## TASK DESCRIPTION
What lines of the data include the string "Taiwan"? Copy them all.

## RAW RECORDS

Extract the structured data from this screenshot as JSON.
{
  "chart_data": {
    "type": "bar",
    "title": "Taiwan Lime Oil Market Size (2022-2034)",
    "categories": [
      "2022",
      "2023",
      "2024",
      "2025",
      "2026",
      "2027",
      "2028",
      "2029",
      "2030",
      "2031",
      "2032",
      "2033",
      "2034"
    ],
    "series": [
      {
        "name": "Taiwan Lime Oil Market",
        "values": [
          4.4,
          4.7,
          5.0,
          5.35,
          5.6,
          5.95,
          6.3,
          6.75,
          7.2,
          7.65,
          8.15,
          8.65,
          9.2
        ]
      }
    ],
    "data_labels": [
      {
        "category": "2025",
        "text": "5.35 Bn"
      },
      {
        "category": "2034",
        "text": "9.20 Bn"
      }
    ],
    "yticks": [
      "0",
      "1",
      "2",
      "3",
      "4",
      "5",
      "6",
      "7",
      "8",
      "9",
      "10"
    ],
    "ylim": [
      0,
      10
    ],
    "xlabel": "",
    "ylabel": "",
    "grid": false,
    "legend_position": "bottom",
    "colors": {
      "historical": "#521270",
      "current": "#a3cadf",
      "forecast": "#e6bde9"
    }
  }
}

## THE RESPONSE
    "title": "Taiwan Lime Oil Market Size (2022-2034)",
        "name": "Taiwan Lime Oil Market",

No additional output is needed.